+++ EXERCISE MATERIALS

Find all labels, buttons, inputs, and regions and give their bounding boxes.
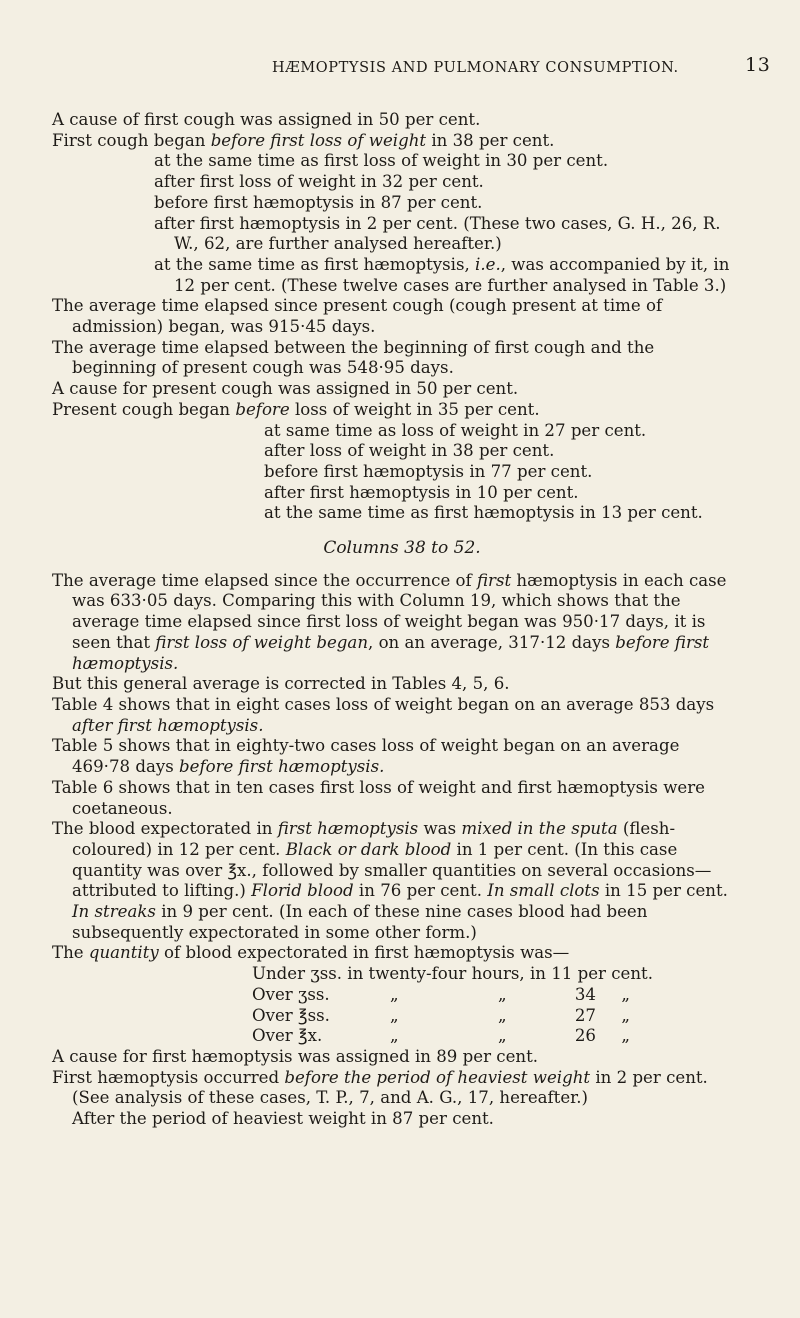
paragraph: Table 4 shows that in eight cases loss of weight began on an average 853 days after first hæmoptysis. (52, 694, 715, 735)
text-line: at same time as loss of weight in 27 per cent. (264, 420, 647, 440)
paragraph: The blood expectorated in first hæmoptysis was mixed in the sputa (flesh-coloured) in 12 per cent. Black or dark blood in 1 per cent. (In this case quantity was over ℥x., followed by smaller quantities on several occasions—attributed to lifting.) Florid blood in 76 per cent. In small clots in 15 per cent. In streaks in 9 per cent. (In each of these nine cases blood had been subsequently expectorated in some other form.) (52, 819, 728, 942)
text-line: at the same time as first hæmoptysis in 13 per cent. (264, 503, 703, 523)
paragraph: Table 6 shows that in ten cases first loss of weight and first hæmoptysis were coetaneous. (52, 777, 705, 818)
quantity-row: Over ℥x. „ „ 26 „ (252, 1026, 630, 1046)
text-line: Present cough began before loss of weight in 35 per cent. (52, 399, 540, 419)
paragraph: Table 5 shows that in eighty-two cases loss of weight began on an average 469·78 days before first hæmoptysis. (52, 736, 680, 777)
text-line: The average time elapsed between the beginning of first cough and the beginning of present cough was 548·95 days. (52, 337, 655, 378)
page-body (52, 110, 742, 1130)
text-line: before first hæmoptysis in 87 per cent. (154, 192, 483, 212)
paragraph: First hæmoptysis occurred before the period of heaviest weight in 2 per cent. (52, 1067, 708, 1087)
text-line: A cause of first cough was assigned in 50 per cent. (52, 110, 481, 129)
text-line: after first hæmoptysis in 2 per cent. (These two cases, G. H., 26, R. W., 62, are further analysed hereafter.) (154, 213, 721, 254)
text-line: before first hæmoptysis in 77 per cent. (264, 461, 593, 481)
paragraph: The average time elapsed since the occurrence of first hæmoptysis in each case was 633·05 days. Comparing this with Column 19, which shows that the average time elapsed since first loss of weight began was 950·17 days, it is seen that first loss of weight began, on an average, 317·12 days before first hæmoptysis. (52, 570, 727, 673)
text-line: after first hæmoptysis in 10 per cent. (264, 482, 579, 502)
text-line: After the period of heaviest weight in 87 per cent. (72, 1109, 494, 1129)
quantity-row: Over ℥ss. „ „ 27 „ (252, 1005, 630, 1025)
text-line: The average time elapsed since present cough (cough present at time of admission) began, was 915·45 days. (52, 296, 663, 337)
quantity-line: Under ʒss. in twenty-four hours, in 11 per cent. (252, 964, 654, 984)
text-line: A cause for present cough was assigned in 50 per cent. (52, 379, 519, 399)
text-line: at the same time as first loss of weight in 30 per cent. (154, 151, 609, 171)
paragraph: But this general average is corrected in Tables 4, 5, 6. (52, 674, 510, 694)
text-line: at the same time as first hæmoptysis, i.e., was accompanied by it, in 12 per cent. (These twelve cases are further analysed in Table 3.) (154, 254, 730, 295)
text-line: First cough began before first loss of weight in 38 per cent. (52, 130, 555, 150)
quantity-row: Over ʒss. „ „ 34 „ (252, 984, 630, 1004)
page-number: 13 (745, 54, 771, 76)
text-line: after loss of weight in 38 per cent. (264, 441, 555, 461)
paragraph: The quantity of blood expectorated in first hæmoptysis was— (52, 943, 570, 963)
text-line: (See analysis of these cases, T. P., 7, and A. G., 17, hereafter.) (72, 1088, 589, 1108)
paragraph: A cause for first hæmoptysis was assigned in 89 per cent. (52, 1046, 539, 1066)
running-title: HÆMOPTYSIS AND PULMONARY CONSUMPTION. (272, 60, 679, 76)
text-line: after first loss of weight in 32 per cent. (154, 172, 484, 192)
section-heading: Columns 38 to 52. (323, 538, 481, 559)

++++++

● **TASK STATEMENT**: Print the lines in the records above from the line with "paragraph: Table 4" up to and including the line with "paragraph: Table 5".

● **PROBLEM SOLUTION**:
paragraph: Table 4 shows that in eight cases loss of weight began on an average 853 days after first hæmoptysis. (52, 694, 715, 735)
text-line: at same time as loss of weight in 27 per cent. (264, 420, 647, 440)
paragraph: The blood expectorated in first hæmoptysis was mixed in the sputa (flesh-coloured) in 12 per cent. Black or dark blood in 1 per cent. (In this case quantity was over ℥x., followed by smaller quantities on several occasions—attributed to lifting.) Florid blood in 76 per cent. In small clots in 15 per cent. In streaks in 9 per cent. (In each of these nine cases blood had been subsequently expectorated in some other form.) (52, 819, 728, 942)
text-line: at the same time as first hæmoptysis in 13 per cent. (264, 503, 703, 523)
paragraph: Table 6 shows that in ten cases first loss of weight and first hæmoptysis were coetaneous. (52, 777, 705, 818)
quantity-row: Over ℥x. „ „ 26 „ (252, 1026, 630, 1046)
text-line: Present cough began before loss of weight in 35 per cent. (52, 399, 540, 419)
paragraph: Table 5 shows that in eighty-two cases loss of weight began on an average 469·78 days before first hæmoptysis. (52, 736, 680, 777)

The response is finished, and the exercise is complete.